— Start Supplied records —

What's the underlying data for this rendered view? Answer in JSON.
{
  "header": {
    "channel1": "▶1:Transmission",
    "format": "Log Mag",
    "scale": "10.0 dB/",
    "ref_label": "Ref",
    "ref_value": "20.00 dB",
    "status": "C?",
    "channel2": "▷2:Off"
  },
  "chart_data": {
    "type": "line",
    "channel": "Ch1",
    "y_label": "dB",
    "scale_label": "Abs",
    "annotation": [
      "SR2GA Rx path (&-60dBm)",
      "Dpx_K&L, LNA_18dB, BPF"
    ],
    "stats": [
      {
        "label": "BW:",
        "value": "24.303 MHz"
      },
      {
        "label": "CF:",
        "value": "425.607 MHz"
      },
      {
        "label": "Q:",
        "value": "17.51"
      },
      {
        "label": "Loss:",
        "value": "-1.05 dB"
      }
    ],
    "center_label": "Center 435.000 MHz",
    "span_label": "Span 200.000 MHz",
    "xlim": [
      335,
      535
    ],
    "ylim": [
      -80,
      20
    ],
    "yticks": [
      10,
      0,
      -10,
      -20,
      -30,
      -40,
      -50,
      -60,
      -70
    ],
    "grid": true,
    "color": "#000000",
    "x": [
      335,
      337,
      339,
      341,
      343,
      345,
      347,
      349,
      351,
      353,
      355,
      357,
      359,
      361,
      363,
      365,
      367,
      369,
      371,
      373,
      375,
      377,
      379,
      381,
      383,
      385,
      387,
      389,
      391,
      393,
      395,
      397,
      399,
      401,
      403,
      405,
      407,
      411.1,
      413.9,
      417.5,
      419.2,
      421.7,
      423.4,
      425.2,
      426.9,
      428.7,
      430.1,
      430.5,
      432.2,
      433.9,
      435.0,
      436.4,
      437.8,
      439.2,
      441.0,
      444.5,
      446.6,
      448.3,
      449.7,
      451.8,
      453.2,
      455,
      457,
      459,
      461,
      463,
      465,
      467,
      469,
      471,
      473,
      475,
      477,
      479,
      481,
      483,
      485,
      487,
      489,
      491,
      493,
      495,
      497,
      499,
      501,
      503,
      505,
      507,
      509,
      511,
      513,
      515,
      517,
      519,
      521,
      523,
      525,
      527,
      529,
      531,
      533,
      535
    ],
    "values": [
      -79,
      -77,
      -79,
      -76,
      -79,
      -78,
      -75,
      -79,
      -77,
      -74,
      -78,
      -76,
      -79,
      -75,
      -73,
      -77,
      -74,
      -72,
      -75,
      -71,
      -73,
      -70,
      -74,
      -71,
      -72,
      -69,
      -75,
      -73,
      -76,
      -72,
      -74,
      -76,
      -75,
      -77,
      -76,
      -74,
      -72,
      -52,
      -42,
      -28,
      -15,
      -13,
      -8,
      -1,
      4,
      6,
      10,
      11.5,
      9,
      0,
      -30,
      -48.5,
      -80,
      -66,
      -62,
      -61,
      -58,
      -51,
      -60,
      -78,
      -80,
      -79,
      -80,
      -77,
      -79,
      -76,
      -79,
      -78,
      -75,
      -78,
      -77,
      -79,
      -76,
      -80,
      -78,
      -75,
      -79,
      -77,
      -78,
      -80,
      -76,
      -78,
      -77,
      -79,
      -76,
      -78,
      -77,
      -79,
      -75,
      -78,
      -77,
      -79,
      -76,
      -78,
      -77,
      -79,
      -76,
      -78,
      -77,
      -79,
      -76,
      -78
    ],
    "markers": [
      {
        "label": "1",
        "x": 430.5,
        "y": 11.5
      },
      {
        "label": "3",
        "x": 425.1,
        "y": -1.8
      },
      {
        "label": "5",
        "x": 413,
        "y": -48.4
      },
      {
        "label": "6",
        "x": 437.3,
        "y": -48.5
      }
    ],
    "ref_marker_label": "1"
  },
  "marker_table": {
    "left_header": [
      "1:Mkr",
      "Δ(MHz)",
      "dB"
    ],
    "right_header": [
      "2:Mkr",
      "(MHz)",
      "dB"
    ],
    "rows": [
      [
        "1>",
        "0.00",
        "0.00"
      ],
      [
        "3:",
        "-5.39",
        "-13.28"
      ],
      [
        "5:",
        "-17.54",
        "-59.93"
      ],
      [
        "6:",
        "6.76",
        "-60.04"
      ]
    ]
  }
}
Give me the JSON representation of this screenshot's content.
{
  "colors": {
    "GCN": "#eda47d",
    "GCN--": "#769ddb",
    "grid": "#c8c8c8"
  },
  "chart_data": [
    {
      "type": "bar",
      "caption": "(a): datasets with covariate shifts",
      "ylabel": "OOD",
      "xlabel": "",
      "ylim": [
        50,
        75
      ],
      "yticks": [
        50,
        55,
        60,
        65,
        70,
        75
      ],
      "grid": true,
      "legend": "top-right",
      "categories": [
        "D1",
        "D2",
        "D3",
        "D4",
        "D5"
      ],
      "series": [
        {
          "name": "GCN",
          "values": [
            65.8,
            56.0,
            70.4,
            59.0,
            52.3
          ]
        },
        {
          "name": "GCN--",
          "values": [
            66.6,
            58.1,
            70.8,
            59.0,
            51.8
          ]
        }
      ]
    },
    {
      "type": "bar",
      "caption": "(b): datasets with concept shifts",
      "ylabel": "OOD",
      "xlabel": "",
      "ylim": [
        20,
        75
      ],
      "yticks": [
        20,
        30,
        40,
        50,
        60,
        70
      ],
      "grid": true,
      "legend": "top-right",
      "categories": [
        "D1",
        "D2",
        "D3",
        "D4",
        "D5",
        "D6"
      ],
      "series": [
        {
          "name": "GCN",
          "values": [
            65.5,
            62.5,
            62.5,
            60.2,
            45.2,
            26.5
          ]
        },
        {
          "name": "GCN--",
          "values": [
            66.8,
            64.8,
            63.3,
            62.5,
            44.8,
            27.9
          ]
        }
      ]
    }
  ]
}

— End Supplied records —

» Directions
Wherever "grid" shows up in a line, copy that line.

» Complete output
    "grid": true,
    "grid": "#c8c8c8"
      "grid": true,
      "grid": true,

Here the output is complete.